• WHAT THE TASK ASKS: Write out the data below exactly as given, without any of its pictures.

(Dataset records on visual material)

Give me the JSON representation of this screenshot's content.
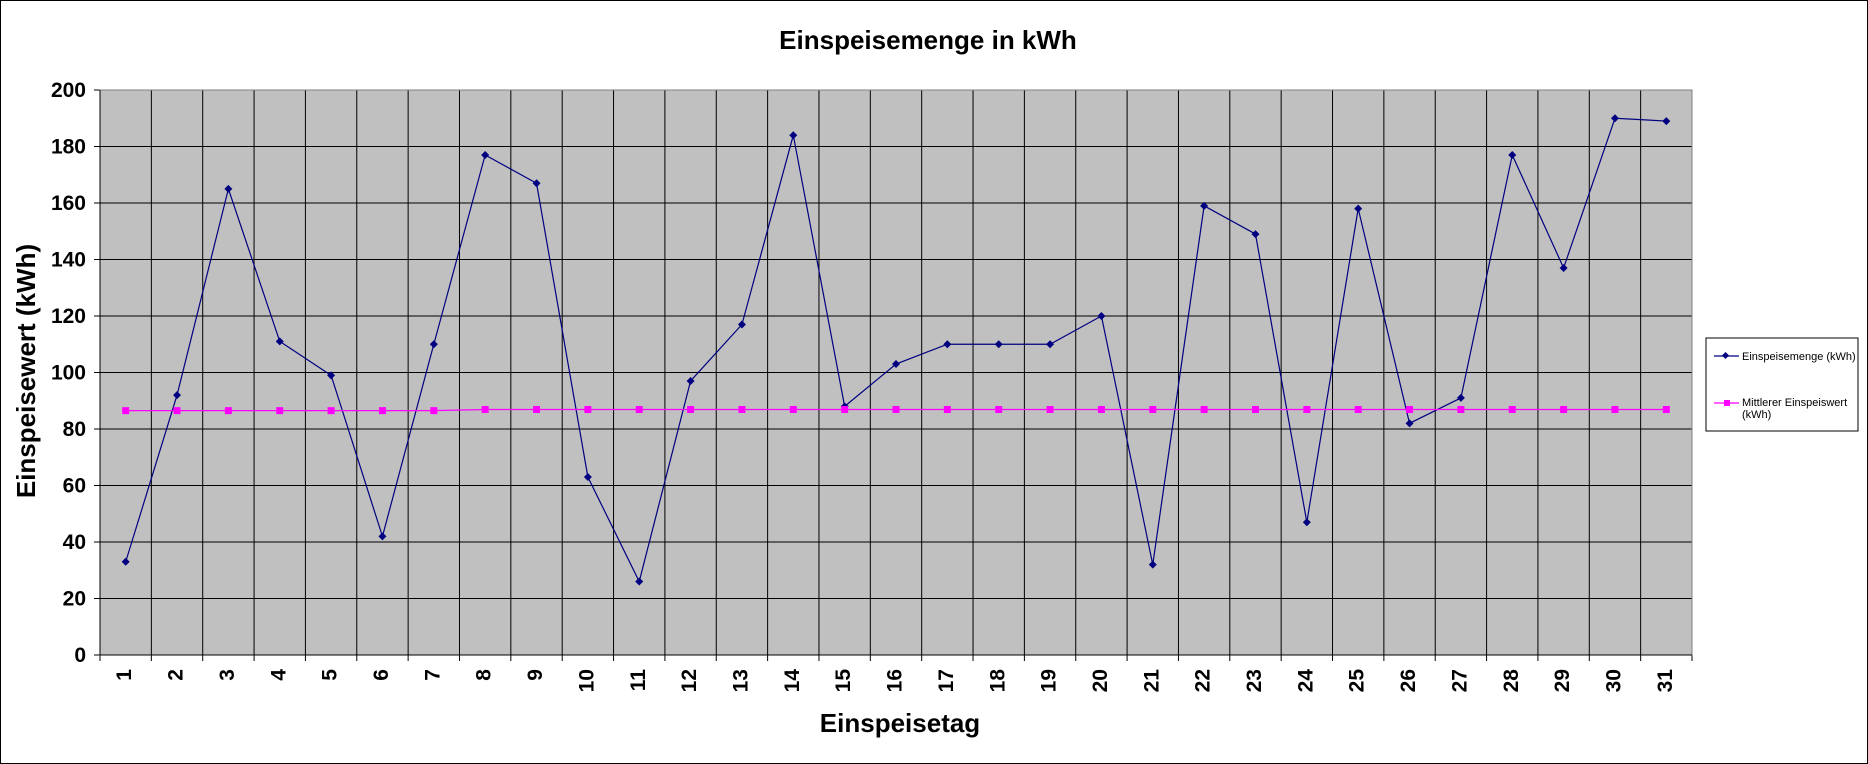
{
  "chart_data": {
    "type": "line",
    "title": "Einspeisemenge in kWh",
    "xlabel": "Einspeisetag",
    "ylabel": "Einspeisewert  (kWh)",
    "categories": [
      "1",
      "2",
      "3",
      "4",
      "5",
      "6",
      "7",
      "8",
      "9",
      "10",
      "11",
      "12",
      "13",
      "14",
      "15",
      "16",
      "17",
      "18",
      "19",
      "20",
      "21",
      "22",
      "23",
      "24",
      "25",
      "26",
      "27",
      "28",
      "29",
      "30",
      "31"
    ],
    "ylim": [
      0,
      200
    ],
    "yticks": [
      "0",
      "20",
      "40",
      "60",
      "80",
      "100",
      "120",
      "140",
      "160",
      "180",
      "200"
    ],
    "grid": true,
    "legend_position": "right",
    "series": [
      {
        "name": "Einspeisemenge (kWh)",
        "color": "#000080",
        "marker": "diamond",
        "values": [
          33,
          92,
          165,
          111,
          99,
          42,
          110,
          177,
          167,
          63,
          26,
          97,
          117,
          184,
          88,
          103,
          110,
          110,
          110,
          120,
          32,
          159,
          149,
          47,
          158,
          82,
          91,
          177,
          137,
          190,
          189
        ]
      },
      {
        "name": "Mittlerer Einspeiswert (kWh)",
        "color": "#ff00ff",
        "marker": "square",
        "values": [
          86.5,
          86.5,
          86.5,
          86.5,
          86.5,
          86.5,
          86.5,
          86.9,
          86.9,
          86.9,
          86.9,
          86.9,
          86.9,
          86.9,
          86.9,
          86.9,
          86.9,
          86.9,
          86.9,
          86.9,
          86.9,
          86.9,
          86.9,
          86.9,
          86.9,
          86.9,
          86.9,
          86.9,
          86.9,
          86.9,
          86.9
        ]
      }
    ]
  }
}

• THE OUTPUT:
Give me the JSON representation of this screenshot's content.
{
  "chart_data": {
    "type": "line",
    "title": "Einspeisemenge in kWh",
    "xlabel": "Einspeisetag",
    "ylabel": "Einspeisewert  (kWh)",
    "categories": [
      "1",
      "2",
      "3",
      "4",
      "5",
      "6",
      "7",
      "8",
      "9",
      "10",
      "11",
      "12",
      "13",
      "14",
      "15",
      "16",
      "17",
      "18",
      "19",
      "20",
      "21",
      "22",
      "23",
      "24",
      "25",
      "26",
      "27",
      "28",
      "29",
      "30",
      "31"
    ],
    "ylim": [
      0,
      200
    ],
    "yticks": [
      "0",
      "20",
      "40",
      "60",
      "80",
      "100",
      "120",
      "140",
      "160",
      "180",
      "200"
    ],
    "grid": true,
    "legend_position": "right",
    "series": [
      {
        "name": "Einspeisemenge (kWh)",
        "color": "#000080",
        "marker": "diamond",
        "values": [
          33,
          92,
          165,
          111,
          99,
          42,
          110,
          177,
          167,
          63,
          26,
          97,
          117,
          184,
          88,
          103,
          110,
          110,
          110,
          120,
          32,
          159,
          149,
          47,
          158,
          82,
          91,
          177,
          137,
          190,
          189
        ]
      },
      {
        "name": "Mittlerer Einspeiswert (kWh)",
        "color": "#ff00ff",
        "marker": "square",
        "values": [
          86.5,
          86.5,
          86.5,
          86.5,
          86.5,
          86.5,
          86.5,
          86.9,
          86.9,
          86.9,
          86.9,
          86.9,
          86.9,
          86.9,
          86.9,
          86.9,
          86.9,
          86.9,
          86.9,
          86.9,
          86.9,
          86.9,
          86.9,
          86.9,
          86.9,
          86.9,
          86.9,
          86.9,
          86.9,
          86.9,
          86.9
        ]
      }
    ]
  }
}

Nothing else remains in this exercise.